begin

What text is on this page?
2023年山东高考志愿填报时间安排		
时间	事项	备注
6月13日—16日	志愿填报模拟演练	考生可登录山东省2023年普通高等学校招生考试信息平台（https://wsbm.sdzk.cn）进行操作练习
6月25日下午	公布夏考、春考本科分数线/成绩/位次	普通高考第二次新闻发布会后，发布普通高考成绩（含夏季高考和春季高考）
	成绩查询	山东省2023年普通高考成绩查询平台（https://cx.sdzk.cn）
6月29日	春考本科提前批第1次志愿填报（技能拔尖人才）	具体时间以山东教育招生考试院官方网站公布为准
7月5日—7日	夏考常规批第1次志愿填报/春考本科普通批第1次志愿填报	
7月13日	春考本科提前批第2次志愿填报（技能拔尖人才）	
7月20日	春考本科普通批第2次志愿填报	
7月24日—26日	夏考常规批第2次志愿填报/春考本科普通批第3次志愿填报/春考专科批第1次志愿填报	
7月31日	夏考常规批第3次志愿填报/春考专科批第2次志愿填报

end

# [Given task]
Reproduce the whole listing word for word.

# [Task solution]
What text is on this page?
2023年山东高考志愿填报时间安排		
时间	事项	备注
6月13日—16日	志愿填报模拟演练	考生可登录山东省2023年普通高等学校招生考试信息平台（https://wsbm.sdzk.cn）进行操作练习
6月25日下午	公布夏考、春考本科分数线/成绩/位次	普通高考第二次新闻发布会后，发布普通高考成绩（含夏季高考和春季高考）
	成绩查询	山东省2023年普通高考成绩查询平台（https://cx.sdzk.cn）
6月29日	春考本科提前批第1次志愿填报（技能拔尖人才）	具体时间以山东教育招生考试院官方网站公布为准
7月5日—7日	夏考常规批第1次志愿填报/春考本科普通批第1次志愿填报	
7月13日	春考本科提前批第2次志愿填报（技能拔尖人才）	
7月20日	春考本科普通批第2次志愿填报	
7月24日—26日	夏考常规批第2次志愿填报/春考本科普通批第3次志愿填报/春考专科批第1次志愿填报	
7月31日	夏考常规批第3次志愿填报/春考专科批第2次志愿填报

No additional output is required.